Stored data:
####################

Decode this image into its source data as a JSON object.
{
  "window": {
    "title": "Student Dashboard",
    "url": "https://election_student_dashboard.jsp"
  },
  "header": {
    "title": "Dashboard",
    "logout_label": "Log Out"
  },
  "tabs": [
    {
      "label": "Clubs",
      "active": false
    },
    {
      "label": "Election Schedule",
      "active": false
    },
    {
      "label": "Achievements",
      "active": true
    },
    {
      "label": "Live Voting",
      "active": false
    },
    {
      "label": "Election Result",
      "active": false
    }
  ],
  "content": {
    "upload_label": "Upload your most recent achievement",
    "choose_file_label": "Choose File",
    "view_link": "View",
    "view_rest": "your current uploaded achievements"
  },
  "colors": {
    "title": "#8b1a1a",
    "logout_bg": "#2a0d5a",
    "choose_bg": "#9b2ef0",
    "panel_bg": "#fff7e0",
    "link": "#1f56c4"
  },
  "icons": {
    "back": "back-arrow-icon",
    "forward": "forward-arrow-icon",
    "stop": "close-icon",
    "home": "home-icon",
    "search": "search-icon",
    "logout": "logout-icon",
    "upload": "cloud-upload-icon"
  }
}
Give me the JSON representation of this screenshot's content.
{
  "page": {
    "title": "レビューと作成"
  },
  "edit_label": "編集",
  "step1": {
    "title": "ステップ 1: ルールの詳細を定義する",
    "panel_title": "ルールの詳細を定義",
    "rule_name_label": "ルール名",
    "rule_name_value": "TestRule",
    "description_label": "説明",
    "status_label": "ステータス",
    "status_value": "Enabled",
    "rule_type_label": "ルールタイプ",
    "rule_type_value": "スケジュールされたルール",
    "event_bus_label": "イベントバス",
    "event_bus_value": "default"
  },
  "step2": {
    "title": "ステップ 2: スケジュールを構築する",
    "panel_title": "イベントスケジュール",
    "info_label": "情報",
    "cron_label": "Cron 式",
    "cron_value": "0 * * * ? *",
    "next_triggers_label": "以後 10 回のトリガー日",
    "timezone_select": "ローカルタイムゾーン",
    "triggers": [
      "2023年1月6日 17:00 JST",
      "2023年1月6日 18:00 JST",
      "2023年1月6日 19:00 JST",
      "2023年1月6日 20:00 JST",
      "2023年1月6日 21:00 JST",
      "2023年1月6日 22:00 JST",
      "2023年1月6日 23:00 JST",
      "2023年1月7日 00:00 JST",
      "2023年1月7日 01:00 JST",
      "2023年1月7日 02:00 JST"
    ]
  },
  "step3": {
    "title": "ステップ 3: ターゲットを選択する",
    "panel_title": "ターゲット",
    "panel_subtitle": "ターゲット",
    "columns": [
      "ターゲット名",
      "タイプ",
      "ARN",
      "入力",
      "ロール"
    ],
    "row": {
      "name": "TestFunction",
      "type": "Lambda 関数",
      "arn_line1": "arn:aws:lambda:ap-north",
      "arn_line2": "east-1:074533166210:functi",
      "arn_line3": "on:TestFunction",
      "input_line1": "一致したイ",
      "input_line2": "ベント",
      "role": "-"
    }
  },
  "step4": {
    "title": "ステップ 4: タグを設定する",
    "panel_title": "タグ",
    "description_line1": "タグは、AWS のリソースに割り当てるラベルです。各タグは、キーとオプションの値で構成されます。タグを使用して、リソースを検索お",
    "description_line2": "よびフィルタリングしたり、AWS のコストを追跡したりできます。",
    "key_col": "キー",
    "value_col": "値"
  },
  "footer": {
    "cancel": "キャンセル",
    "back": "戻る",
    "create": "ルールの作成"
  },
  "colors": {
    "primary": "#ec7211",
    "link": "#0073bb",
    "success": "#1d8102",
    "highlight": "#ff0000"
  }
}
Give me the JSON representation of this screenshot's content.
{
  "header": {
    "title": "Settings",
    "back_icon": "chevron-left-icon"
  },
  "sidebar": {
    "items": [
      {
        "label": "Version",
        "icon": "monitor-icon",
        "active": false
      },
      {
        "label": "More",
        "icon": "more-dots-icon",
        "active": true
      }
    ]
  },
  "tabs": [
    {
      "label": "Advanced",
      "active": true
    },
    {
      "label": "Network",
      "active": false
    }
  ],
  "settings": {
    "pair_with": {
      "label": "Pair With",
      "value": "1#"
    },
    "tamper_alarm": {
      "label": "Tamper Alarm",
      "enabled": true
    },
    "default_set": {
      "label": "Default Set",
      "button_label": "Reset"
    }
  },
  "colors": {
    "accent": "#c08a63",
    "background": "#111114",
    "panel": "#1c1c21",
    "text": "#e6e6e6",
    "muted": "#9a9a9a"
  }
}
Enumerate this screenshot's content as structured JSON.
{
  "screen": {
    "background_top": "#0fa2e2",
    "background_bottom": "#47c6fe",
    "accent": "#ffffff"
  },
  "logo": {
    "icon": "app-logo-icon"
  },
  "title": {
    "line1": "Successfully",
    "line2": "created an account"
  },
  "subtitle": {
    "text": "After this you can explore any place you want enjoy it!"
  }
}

####################

(WRITTEN INSTRUCTION) Keep only the lines that hold the string "your", and copy them out.

(TASK SOLUTION)
    "upload_label": "Upload your most recent achievement",
    "view_rest": "your current uploaded achievements"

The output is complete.